TASK OBJECTIVE: Omit the pictures and retype only the lines from the one containing "OCR this image." through the end of the listing, both ends included.
[START OF INFORMATION PROVIDED]
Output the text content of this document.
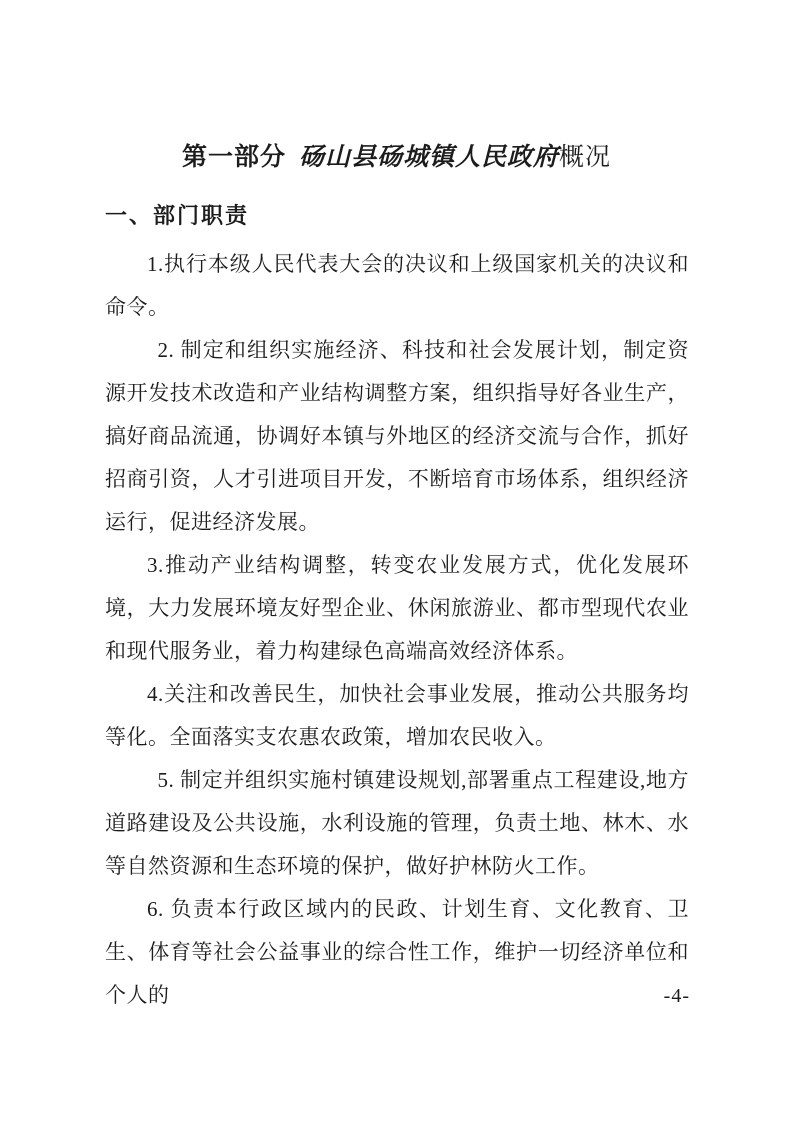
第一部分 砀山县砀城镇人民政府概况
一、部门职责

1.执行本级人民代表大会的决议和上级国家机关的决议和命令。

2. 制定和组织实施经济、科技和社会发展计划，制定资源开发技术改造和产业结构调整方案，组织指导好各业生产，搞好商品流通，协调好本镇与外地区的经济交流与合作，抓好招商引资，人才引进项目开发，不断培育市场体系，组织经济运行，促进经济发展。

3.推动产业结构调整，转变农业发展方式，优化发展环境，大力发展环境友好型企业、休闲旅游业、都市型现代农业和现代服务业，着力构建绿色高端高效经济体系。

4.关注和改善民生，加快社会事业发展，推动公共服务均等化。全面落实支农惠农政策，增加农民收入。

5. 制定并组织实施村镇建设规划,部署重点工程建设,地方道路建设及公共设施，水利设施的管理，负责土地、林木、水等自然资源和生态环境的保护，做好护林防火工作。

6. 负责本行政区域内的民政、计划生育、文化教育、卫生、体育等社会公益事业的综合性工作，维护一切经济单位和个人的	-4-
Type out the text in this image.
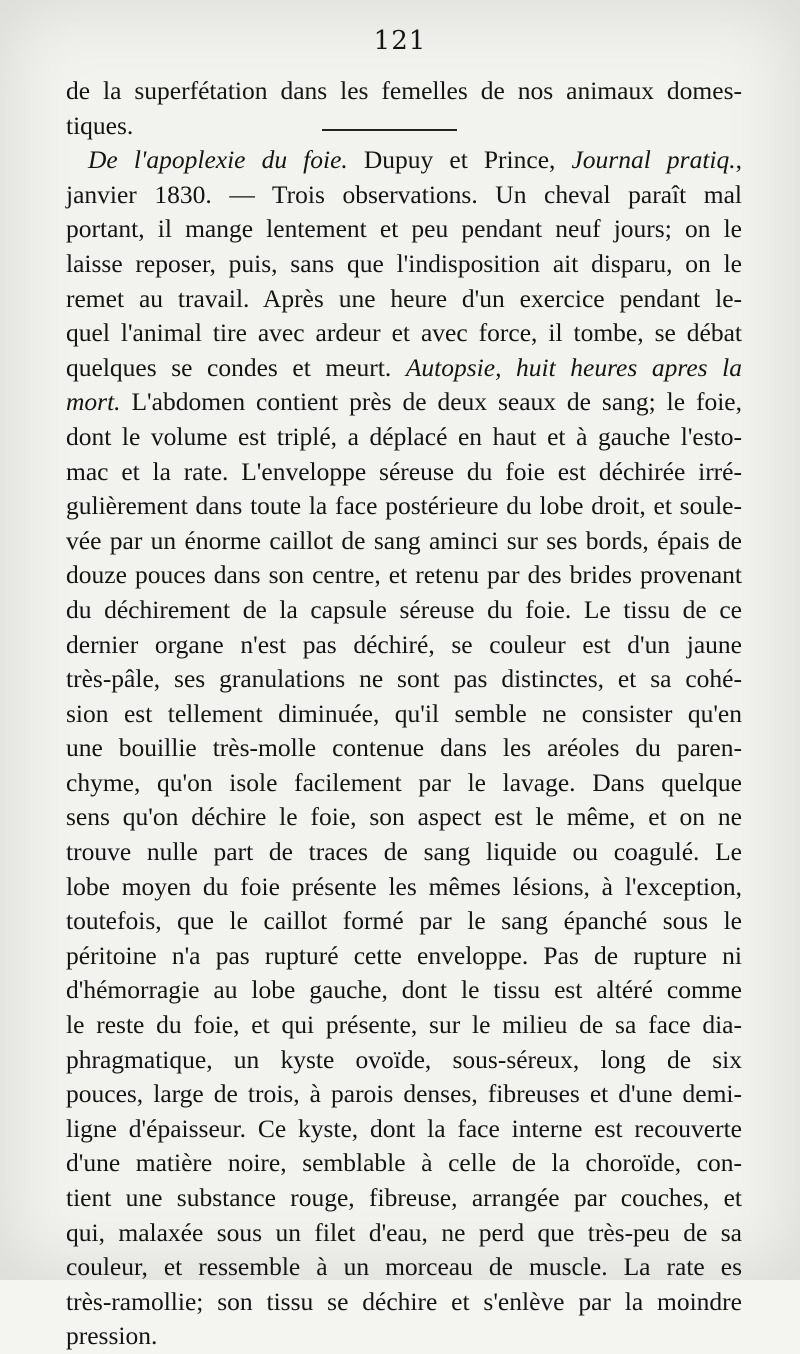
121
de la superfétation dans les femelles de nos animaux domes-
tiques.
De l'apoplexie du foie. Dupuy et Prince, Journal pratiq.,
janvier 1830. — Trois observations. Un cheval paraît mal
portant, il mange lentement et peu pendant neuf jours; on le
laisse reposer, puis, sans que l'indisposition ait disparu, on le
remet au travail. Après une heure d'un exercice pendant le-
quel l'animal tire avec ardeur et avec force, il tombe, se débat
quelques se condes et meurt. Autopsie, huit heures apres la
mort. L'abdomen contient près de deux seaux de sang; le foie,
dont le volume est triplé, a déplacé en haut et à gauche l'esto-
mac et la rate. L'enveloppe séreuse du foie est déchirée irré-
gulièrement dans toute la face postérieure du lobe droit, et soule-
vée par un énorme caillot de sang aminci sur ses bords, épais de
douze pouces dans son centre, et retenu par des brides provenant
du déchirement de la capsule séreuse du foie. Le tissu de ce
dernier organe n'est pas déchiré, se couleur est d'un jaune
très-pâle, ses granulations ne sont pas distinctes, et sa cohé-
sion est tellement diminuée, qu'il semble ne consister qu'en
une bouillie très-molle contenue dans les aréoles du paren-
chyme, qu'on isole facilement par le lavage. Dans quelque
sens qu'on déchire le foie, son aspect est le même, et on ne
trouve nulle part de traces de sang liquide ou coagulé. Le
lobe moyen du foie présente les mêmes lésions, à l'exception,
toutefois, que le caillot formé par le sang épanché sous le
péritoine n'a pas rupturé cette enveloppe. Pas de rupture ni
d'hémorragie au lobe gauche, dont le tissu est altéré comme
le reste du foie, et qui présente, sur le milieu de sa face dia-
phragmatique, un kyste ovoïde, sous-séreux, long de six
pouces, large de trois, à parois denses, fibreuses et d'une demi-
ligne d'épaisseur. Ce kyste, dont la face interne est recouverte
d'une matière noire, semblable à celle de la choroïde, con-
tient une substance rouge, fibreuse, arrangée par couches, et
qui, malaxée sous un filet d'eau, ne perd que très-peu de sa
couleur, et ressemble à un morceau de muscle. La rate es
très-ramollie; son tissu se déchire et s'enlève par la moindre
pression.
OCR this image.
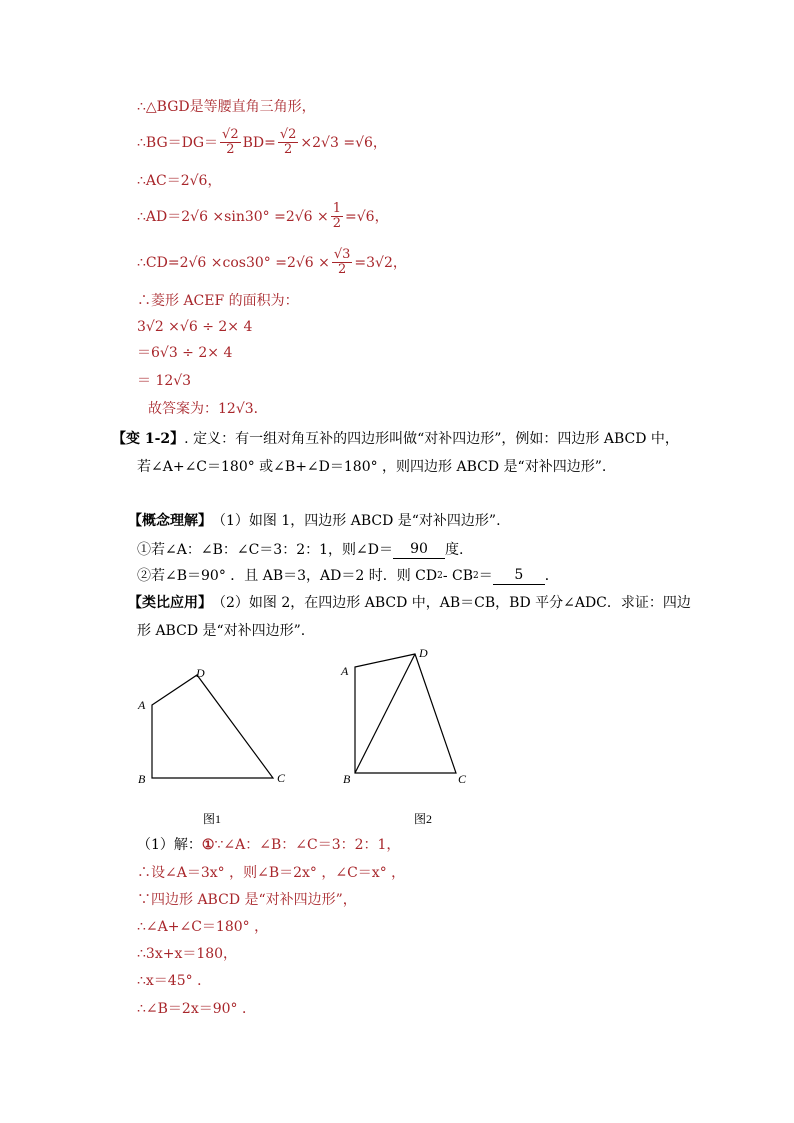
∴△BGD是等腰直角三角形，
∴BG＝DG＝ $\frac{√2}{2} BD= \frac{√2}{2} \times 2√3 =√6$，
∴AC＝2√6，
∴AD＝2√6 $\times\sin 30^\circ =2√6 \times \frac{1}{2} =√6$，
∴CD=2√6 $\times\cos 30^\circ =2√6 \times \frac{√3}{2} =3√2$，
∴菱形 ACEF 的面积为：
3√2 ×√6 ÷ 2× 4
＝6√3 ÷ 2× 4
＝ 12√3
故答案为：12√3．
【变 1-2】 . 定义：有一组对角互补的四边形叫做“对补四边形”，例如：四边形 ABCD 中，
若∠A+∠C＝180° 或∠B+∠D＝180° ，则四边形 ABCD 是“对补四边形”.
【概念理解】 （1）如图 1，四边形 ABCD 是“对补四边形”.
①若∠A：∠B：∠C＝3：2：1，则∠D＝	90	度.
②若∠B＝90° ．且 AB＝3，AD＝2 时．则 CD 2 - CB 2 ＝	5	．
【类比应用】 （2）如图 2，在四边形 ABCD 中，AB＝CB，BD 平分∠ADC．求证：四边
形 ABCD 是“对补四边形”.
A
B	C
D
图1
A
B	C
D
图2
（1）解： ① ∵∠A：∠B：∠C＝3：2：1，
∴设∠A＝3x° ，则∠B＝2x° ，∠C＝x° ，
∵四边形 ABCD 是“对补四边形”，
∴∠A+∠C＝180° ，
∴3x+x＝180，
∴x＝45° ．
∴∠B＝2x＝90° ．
[END OF INFORMATION PROVIDED]
ANSWER TO THE TASK:
OCR this image.
∴△BGD是等腰直角三角形，
∴BG＝DG＝ $\frac{√2}{2} BD= \frac{√2}{2} \times 2√3 =√6$，
∴AC＝2√6，
∴AD＝2√6 $\times\sin 30^\circ =2√6 \times \frac{1}{2} =√6$，
∴CD=2√6 $\times\cos 30^\circ =2√6 \times \frac{√3}{2} =3√2$，
∴菱形 ACEF 的面积为：
3√2 ×√6 ÷ 2× 4
＝6√3 ÷ 2× 4
＝ 12√3
故答案为：12√3．
【变 1-2】 . 定义：有一组对角互补的四边形叫做“对补四边形”，例如：四边形 ABCD 中，
若∠A+∠C＝180° 或∠B+∠D＝180° ，则四边形 ABCD 是“对补四边形”.
【概念理解】 （1）如图 1，四边形 ABCD 是“对补四边形”.
①若∠A：∠B：∠C＝3：2：1，则∠D＝	90	度.
②若∠B＝90° ．且 AB＝3，AD＝2 时．则 CD 2 - CB 2 ＝	5	．
【类比应用】 （2）如图 2，在四边形 ABCD 中，AB＝CB，BD 平分∠ADC．求证：四边
形 ABCD 是“对补四边形”.
A
B	C
D
图1
A
B	C
D
图2
（1）解： ① ∵∠A：∠B：∠C＝3：2：1，
∴设∠A＝3x° ，则∠B＝2x° ，∠C＝x° ，
∵四边形 ABCD 是“对补四边形”，
∴∠A+∠C＝180° ，
∴3x+x＝180，
∴x＝45° ．
∴∠B＝2x＝90° ．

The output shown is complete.